## Problem to work on
List every line in this data where the string "title" occurs.

## Given records
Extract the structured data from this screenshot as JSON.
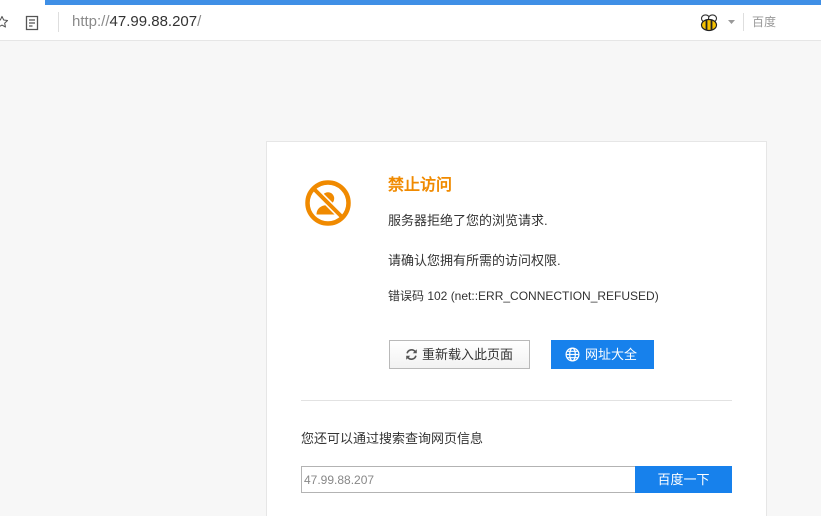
{
  "browser": {
    "toolbar": {
      "bookmark_icon": "star-icon",
      "reader_icon": "reader-mode-icon",
      "extension_icon": "bee-icon",
      "dropdown_icon": "dropdown-arrow-icon"
    },
    "address": {
      "scheme": "http://",
      "host": "47.99.88.207",
      "path": "/"
    },
    "search_engine_label": "百度",
    "accent_color": "#3f8fe6"
  },
  "error_page": {
    "icon": "forbidden-icon",
    "title": "禁止访问",
    "message": "服务器拒绝了您的浏览请求.",
    "hint": "请确认您拥有所需的访问权限.",
    "error_code": "错误码 102 (net::ERR_CONNECTION_REFUSED)",
    "accent_color": "#f08a00",
    "button_color": "#1781ec",
    "buttons": {
      "reload": {
        "label": "重新载入此页面",
        "icon": "refresh-icon"
      },
      "directory": {
        "label": "网址大全",
        "icon": "globe-icon"
      }
    },
    "search": {
      "prompt": "您还可以通过搜索查询网页信息",
      "query": "47.99.88.207",
      "button_label": "百度一下"
    }
  }
}
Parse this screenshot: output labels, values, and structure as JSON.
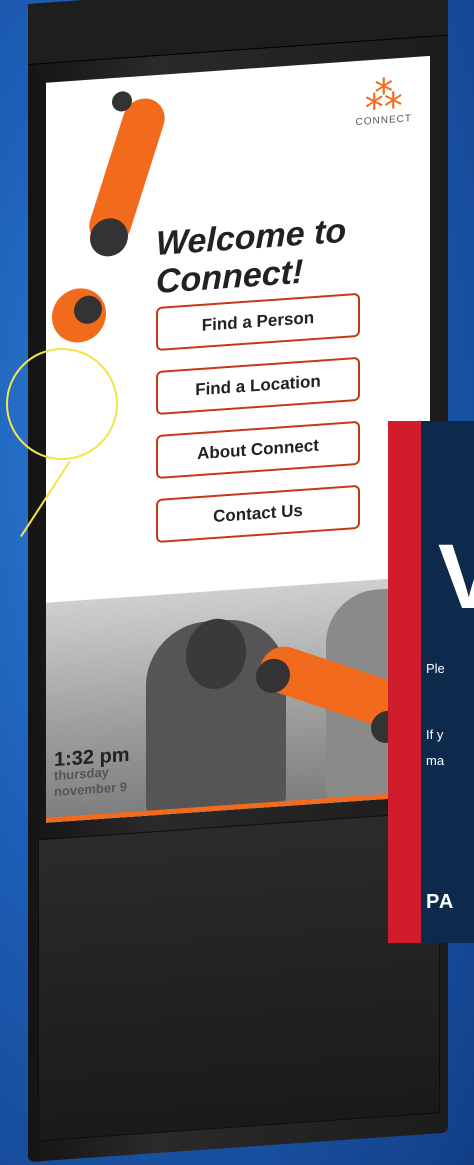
{
  "logo": {
    "wordmark": "CONNECT",
    "icon": "connect-grid-icon"
  },
  "welcome": {
    "title": "Welcome to Connect!"
  },
  "menu": [
    {
      "label": "Find a Person"
    },
    {
      "label": "Find a Location"
    },
    {
      "label": "About Connect"
    },
    {
      "label": "Contact Us"
    }
  ],
  "clock": {
    "time": "1:32 pm",
    "day": "thursday",
    "date": "november 9"
  },
  "overlay": {
    "big_letter": "V",
    "line1": "Ple",
    "line2": "If y",
    "line3": "ma",
    "brand": "PA"
  },
  "colors": {
    "accent": "#f26a1b",
    "button_border": "#c5391b",
    "overlay_bg": "#0d2a4d",
    "overlay_stripe": "#d01c2c",
    "callout": "#f1e54a"
  }
}
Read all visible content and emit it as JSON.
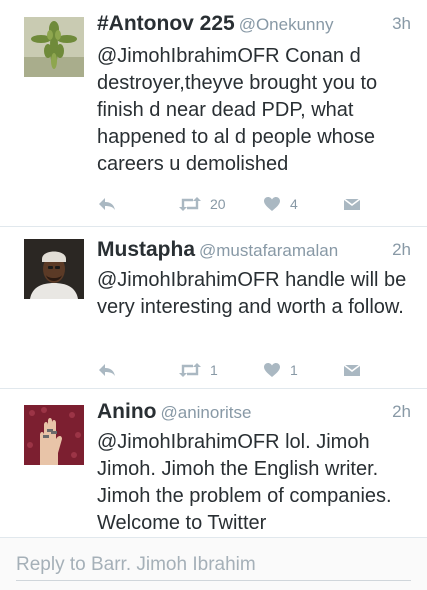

## Result for this exercise
    "title": "禁止访问",
    "title": "Welcome to Connect!"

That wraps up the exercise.